## EXERCISE
Output, word for word, every line from the line with "Transcribe this image's" through the final line of the data below.

---------- ENTRIES SUPPLIED

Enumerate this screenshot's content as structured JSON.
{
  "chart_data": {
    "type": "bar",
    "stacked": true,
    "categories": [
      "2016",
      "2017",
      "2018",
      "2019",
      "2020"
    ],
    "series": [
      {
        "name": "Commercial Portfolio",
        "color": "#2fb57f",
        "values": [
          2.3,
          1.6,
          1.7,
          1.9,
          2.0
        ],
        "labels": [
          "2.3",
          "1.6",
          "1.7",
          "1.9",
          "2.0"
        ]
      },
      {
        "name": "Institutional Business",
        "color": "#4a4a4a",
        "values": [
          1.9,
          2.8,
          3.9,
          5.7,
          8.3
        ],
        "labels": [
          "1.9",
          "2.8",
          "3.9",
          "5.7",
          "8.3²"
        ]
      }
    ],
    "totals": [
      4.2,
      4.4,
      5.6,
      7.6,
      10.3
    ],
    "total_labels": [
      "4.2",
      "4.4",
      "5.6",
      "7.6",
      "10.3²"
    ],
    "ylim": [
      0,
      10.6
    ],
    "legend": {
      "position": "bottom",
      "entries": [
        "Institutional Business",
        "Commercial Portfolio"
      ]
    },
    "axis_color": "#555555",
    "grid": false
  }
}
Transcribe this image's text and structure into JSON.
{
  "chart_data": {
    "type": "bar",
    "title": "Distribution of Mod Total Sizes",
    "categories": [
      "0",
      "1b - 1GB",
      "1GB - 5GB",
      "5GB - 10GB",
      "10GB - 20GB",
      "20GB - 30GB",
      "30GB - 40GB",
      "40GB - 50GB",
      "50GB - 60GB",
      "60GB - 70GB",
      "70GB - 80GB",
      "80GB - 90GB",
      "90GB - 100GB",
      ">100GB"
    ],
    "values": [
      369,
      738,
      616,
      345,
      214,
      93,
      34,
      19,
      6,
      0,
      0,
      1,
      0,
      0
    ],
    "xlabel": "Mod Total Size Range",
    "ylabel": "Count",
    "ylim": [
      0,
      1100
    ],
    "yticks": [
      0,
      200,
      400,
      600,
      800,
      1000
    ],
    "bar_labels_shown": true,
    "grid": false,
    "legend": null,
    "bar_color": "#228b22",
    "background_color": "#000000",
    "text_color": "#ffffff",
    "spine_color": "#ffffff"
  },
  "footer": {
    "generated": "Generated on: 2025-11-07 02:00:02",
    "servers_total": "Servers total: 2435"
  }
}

--------------------

## REPLY
Transcribe this image's text and structure into JSON.
{
  "chart_data": {
    "type": "bar",
    "title": "Distribution of Mod Total Sizes",
    "categories": [
      "0",
      "1b - 1GB",
      "1GB - 5GB",
      "5GB - 10GB",
      "10GB - 20GB",
      "20GB - 30GB",
      "30GB - 40GB",
      "40GB - 50GB",
      "50GB - 60GB",
      "60GB - 70GB",
      "70GB - 80GB",
      "80GB - 90GB",
      "90GB - 100GB",
      ">100GB"
    ],
    "values": [
      369,
      738,
      616,
      345,
      214,
      93,
      34,
      19,
      6,
      0,
      0,
      1,
      0,
      0
    ],
    "xlabel": "Mod Total Size Range",
    "ylabel": "Count",
    "ylim": [
      0,
      1100
    ],
    "yticks": [
      0,
      200,
      400,
      600,
      800,
      1000
    ],
    "bar_labels_shown": true,
    "grid": false,
    "legend": null,
    "bar_color": "#228b22",
    "background_color": "#000000",
    "text_color": "#ffffff",
    "spine_color": "#ffffff"
  },
  "footer": {
    "generated": "Generated on: 2025-11-07 02:00:02",
    "servers_total": "Servers total: 2435"
  }
}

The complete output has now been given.